(Extracted records)
--
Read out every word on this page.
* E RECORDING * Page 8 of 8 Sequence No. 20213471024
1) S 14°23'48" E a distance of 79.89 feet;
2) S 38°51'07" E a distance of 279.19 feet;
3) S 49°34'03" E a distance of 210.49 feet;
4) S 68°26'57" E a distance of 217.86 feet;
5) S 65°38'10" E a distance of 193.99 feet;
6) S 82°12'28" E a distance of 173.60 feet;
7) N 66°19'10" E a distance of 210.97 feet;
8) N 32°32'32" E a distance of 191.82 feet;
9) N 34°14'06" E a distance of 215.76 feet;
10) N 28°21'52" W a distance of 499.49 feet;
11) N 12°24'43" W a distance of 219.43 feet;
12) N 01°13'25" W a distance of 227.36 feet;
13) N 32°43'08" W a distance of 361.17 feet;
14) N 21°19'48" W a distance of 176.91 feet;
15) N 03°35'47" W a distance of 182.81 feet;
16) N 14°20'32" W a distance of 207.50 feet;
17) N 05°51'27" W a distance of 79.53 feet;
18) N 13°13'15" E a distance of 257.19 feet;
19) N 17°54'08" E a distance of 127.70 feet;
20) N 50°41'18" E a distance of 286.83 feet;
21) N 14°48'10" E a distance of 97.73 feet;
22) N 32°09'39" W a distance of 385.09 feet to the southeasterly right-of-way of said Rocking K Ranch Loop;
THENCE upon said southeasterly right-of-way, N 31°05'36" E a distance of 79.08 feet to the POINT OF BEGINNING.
--
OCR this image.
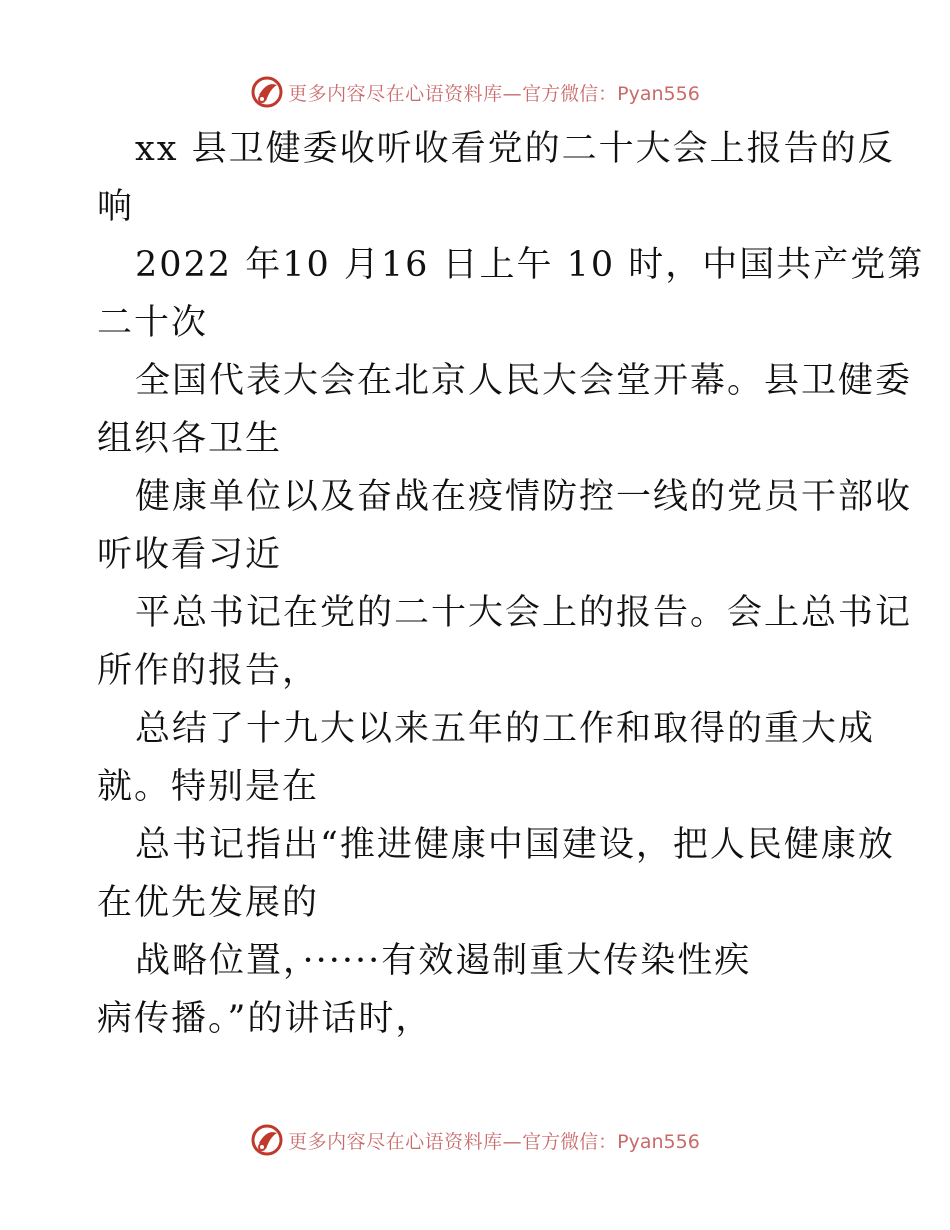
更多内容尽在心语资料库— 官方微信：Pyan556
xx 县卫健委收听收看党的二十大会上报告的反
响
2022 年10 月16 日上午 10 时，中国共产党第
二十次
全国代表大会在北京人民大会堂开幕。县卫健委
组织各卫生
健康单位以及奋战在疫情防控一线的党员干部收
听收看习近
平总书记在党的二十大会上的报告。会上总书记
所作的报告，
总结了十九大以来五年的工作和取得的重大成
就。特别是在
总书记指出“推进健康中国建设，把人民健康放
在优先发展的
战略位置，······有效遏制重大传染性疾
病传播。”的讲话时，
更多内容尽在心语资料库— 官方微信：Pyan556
--
Task details ▸ Looking at the listing above, how many of its lines contain the string "right"? Give the number alone.

Result of this task ▸ 2